## START GIVEN RECORDS

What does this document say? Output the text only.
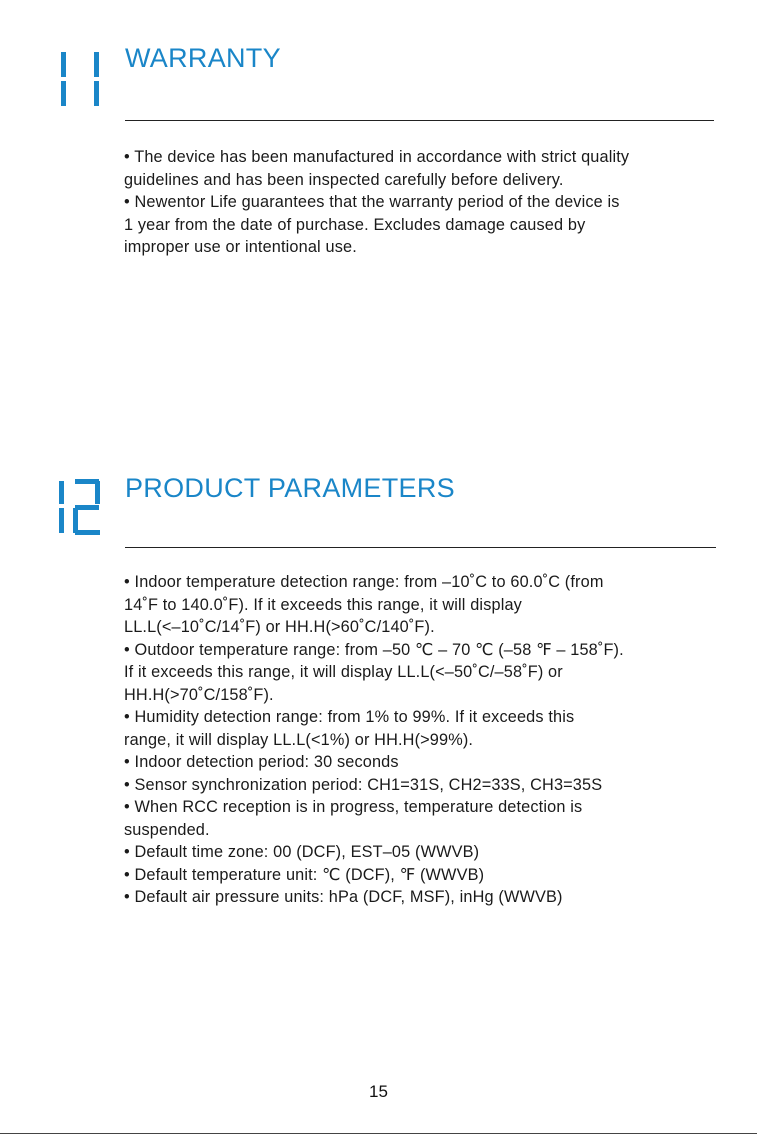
WARRANTY
• The device has been manufactured in accordance with strict quality
guidelines and has been inspected carefully before delivery.
• Newentor Life guarantees that the warranty period of the device is
1 year from the date of purchase. Excludes damage caused by
improper use or intentional use.
PRODUCT PARAMETERS
• Indoor temperature detection range: from –10˚C to 60.0˚C (from
14˚F to 140.0˚F). If it exceeds this range, it will display
LL.L(<–10˚C/14˚F) or HH.H(>60˚C/140˚F).
• Outdoor temperature range: from –50 ℃ – 70 ℃ (–58 ℉ – 158˚F).
If it exceeds this range, it will display LL.L(<–50˚C/–58˚F) or
HH.H(>70˚C/158˚F).
• Humidity detection range: from 1% to 99%. If it exceeds this
range, it will display LL.L(<1%) or HH.H(>99%).
• Indoor detection period: 30 seconds
• Sensor synchronization period: CH1=31S, CH2=33S, CH3=35S
• When RCC reception is in progress, temperature detection is
suspended.
• Default time zone: 00 (DCF), EST–05 (WWVB)
• Default temperature unit: ℃ (DCF), ℉ (WWVB)
• Default air pressure units: hPa (DCF, MSF), inHg (WWVB)
15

## END GIVEN RECORDS

WRITTEN EXERCISE
Will you restate every entry word for word and omit the images?

RESULT
What does this document say? Output the text only.
WARRANTY
• The device has been manufactured in accordance with strict quality
guidelines and has been inspected carefully before delivery.
• Newentor Life guarantees that the warranty period of the device is
1 year from the date of purchase. Excludes damage caused by
improper use or intentional use.
PRODUCT PARAMETERS
• Indoor temperature detection range: from –10˚C to 60.0˚C (from
14˚F to 140.0˚F). If it exceeds this range, it will display
LL.L(<–10˚C/14˚F) or HH.H(>60˚C/140˚F).
• Outdoor temperature range: from –50 ℃ – 70 ℃ (–58 ℉ – 158˚F).
If it exceeds this range, it will display LL.L(<–50˚C/–58˚F) or
HH.H(>70˚C/158˚F).
• Humidity detection range: from 1% to 99%. If it exceeds this
range, it will display LL.L(<1%) or HH.H(>99%).
• Indoor detection period: 30 seconds
• Sensor synchronization period: CH1=31S, CH2=33S, CH3=35S
• When RCC reception is in progress, temperature detection is
suspended.
• Default time zone: 00 (DCF), EST–05 (WWVB)
• Default temperature unit: ℃ (DCF), ℉ (WWVB)
• Default air pressure units: hPa (DCF, MSF), inHg (WWVB)
15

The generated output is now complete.